Challenge
Will you output the entries below exactly, skipping every image they contain?

Data shown
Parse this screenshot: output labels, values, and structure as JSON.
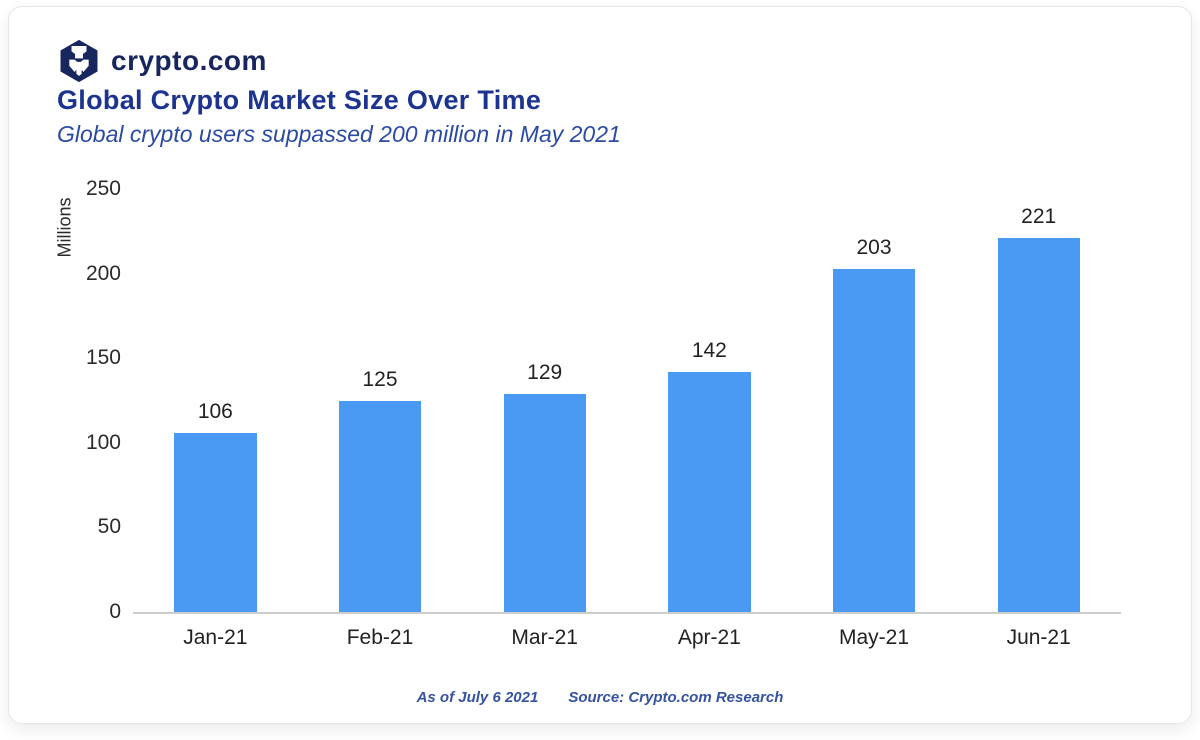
{
  "brand": {
    "name": "crypto.com",
    "logo_icon": "crypto-com-lion-hexagon"
  },
  "title": "Global Crypto Market Size Over Time",
  "subtitle": "Global crypto users suppassed 200 million in May 2021",
  "footer": {
    "as_of": "As of July 6 2021",
    "source": "Source: Crypto.com Research"
  },
  "colors": {
    "navy_logo": "#17265C",
    "navy_title": "#1C3490",
    "navy_subtitle": "#2A4AA4",
    "bar_blue": "#4A99F2",
    "axis_text": "#2B2B2B",
    "axis_line": "#CDCDCD",
    "footer_text": "#36539F"
  },
  "chart_data": {
    "type": "bar",
    "categories": [
      "Jan-21",
      "Feb-21",
      "Mar-21",
      "Apr-21",
      "May-21",
      "Jun-21"
    ],
    "values": [
      106,
      125,
      129,
      142,
      203,
      221
    ],
    "title": "Global Crypto Market Size Over Time",
    "subtitle": "Global crypto users suppassed 200 million in May 2021",
    "xlabel": "",
    "ylabel": "Millions",
    "ylim": [
      0,
      250
    ],
    "yticks": [
      250,
      200,
      150,
      100,
      50,
      0
    ],
    "grid": false,
    "legend": "none",
    "data_labels": true,
    "bar_color": "#4A99F2"
  }
}
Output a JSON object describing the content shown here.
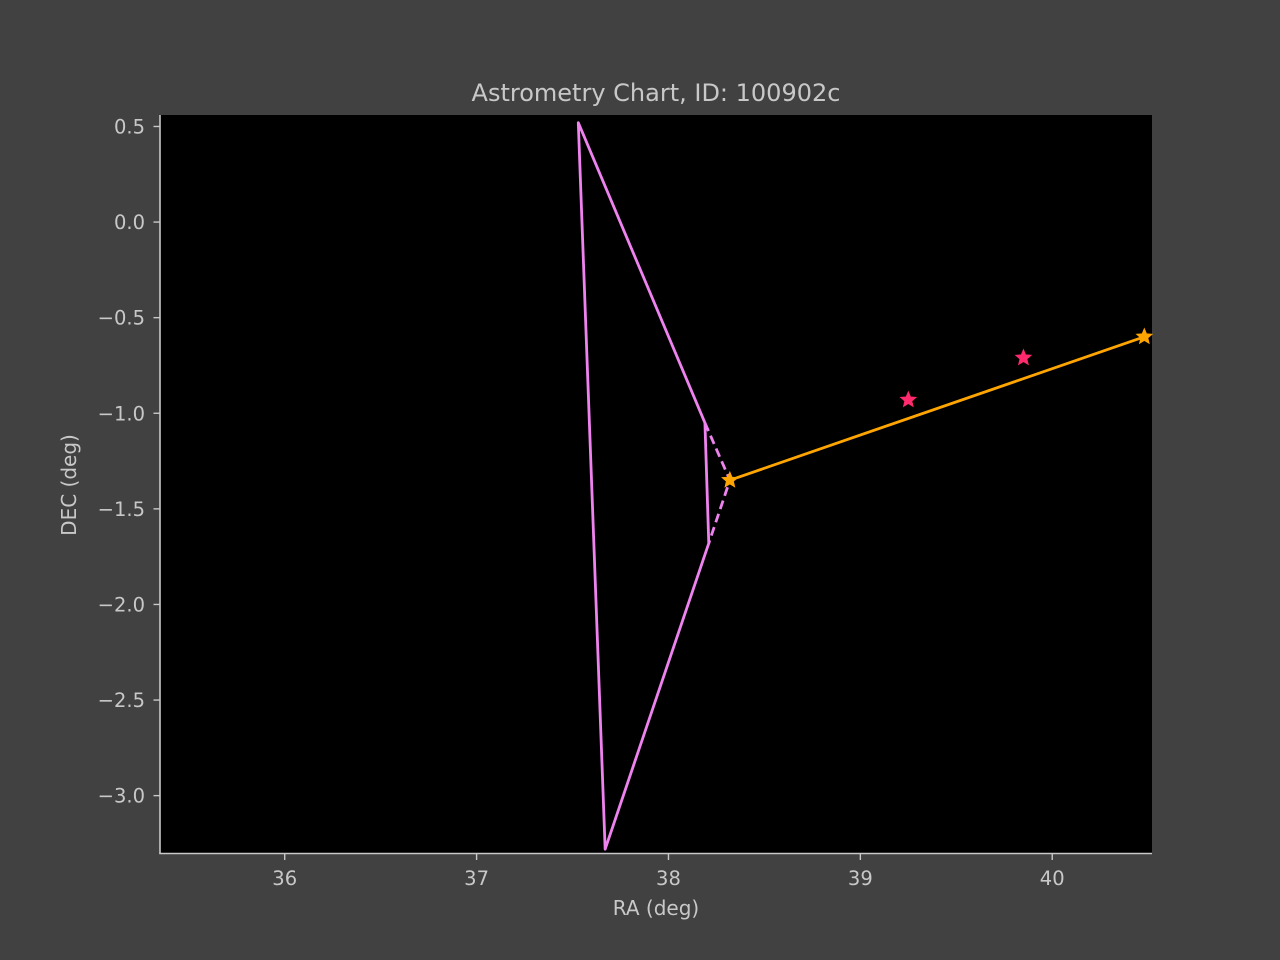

The output
Parse this screenshot: output labels, values, and structure as JSON.
{
  "brand": {
    "name": "crypto.com",
    "logo_icon": "crypto-com-lion-hexagon"
  },
  "title": "Global Crypto Market Size Over Time",
  "subtitle": "Global crypto users suppassed 200 million in May 2021",
  "footer": {
    "as_of": "As of July 6 2021",
    "source": "Source: Crypto.com Research"
  },
  "colors": {
    "navy_logo": "#17265C",
    "navy_title": "#1C3490",
    "navy_subtitle": "#2A4AA4",
    "bar_blue": "#4A99F2",
    "axis_text": "#2B2B2B",
    "axis_line": "#CDCDCD",
    "footer_text": "#36539F"
  },
  "chart_data": {
    "type": "bar",
    "categories": [
      "Jan-21",
      "Feb-21",
      "Mar-21",
      "Apr-21",
      "May-21",
      "Jun-21"
    ],
    "values": [
      106,
      125,
      129,
      142,
      203,
      221
    ],
    "title": "Global Crypto Market Size Over Time",
    "subtitle": "Global crypto users suppassed 200 million in May 2021",
    "xlabel": "",
    "ylabel": "Millions",
    "ylim": [
      0,
      250
    ],
    "yticks": [
      250,
      200,
      150,
      100,
      50,
      0
    ],
    "grid": false,
    "legend": "none",
    "data_labels": true,
    "bar_color": "#4A99F2"
  }
}
Output a JSON object describing the content shown here.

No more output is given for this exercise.